Return the entries below verbatim. Pictures stay out.

* [Dataset records]
-.-.-

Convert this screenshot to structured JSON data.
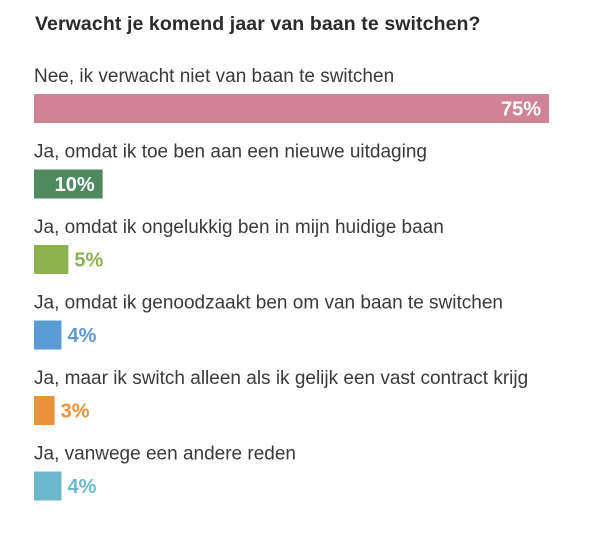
{
  "chart_data": {
    "type": "bar",
    "orientation": "horizontal",
    "title": "Verwacht je komend jaar van baan te switchen?",
    "categories": [
      "Nee, ik verwacht niet van baan te switchen",
      "Ja, omdat ik toe ben aan een nieuwe uitdaging",
      "Ja, omdat ik ongelukkig ben in mijn huidige baan",
      "Ja, omdat ik genoodzaakt ben om van baan te switchen",
      "Ja, maar ik switch alleen als ik gelijk een vast contract krijg",
      "Ja, vanwege een andere reden"
    ],
    "values": [
      75,
      10,
      5,
      4,
      3,
      4
    ],
    "value_labels": [
      "75%",
      "10%",
      "5%",
      "4%",
      "3%",
      "4%"
    ],
    "colors": [
      "#d08397",
      "#4f8a5f",
      "#8db24f",
      "#5b9bd5",
      "#e8923a",
      "#6bb8cc"
    ],
    "unit": "%",
    "xlim": [
      0,
      75
    ],
    "grid": false,
    "legend": "none"
  }
}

-.-.-

* [Expected answer]
Convert this screenshot to structured JSON data.
{
  "chart_data": {
    "type": "bar",
    "orientation": "horizontal",
    "title": "Verwacht je komend jaar van baan te switchen?",
    "categories": [
      "Nee, ik verwacht niet van baan te switchen",
      "Ja, omdat ik toe ben aan een nieuwe uitdaging",
      "Ja, omdat ik ongelukkig ben in mijn huidige baan",
      "Ja, omdat ik genoodzaakt ben om van baan te switchen",
      "Ja, maar ik switch alleen als ik gelijk een vast contract krijg",
      "Ja, vanwege een andere reden"
    ],
    "values": [
      75,
      10,
      5,
      4,
      3,
      4
    ],
    "value_labels": [
      "75%",
      "10%",
      "5%",
      "4%",
      "3%",
      "4%"
    ],
    "colors": [
      "#d08397",
      "#4f8a5f",
      "#8db24f",
      "#5b9bd5",
      "#e8923a",
      "#6bb8cc"
    ],
    "unit": "%",
    "xlim": [
      0,
      75
    ],
    "grid": false,
    "legend": "none"
  }
}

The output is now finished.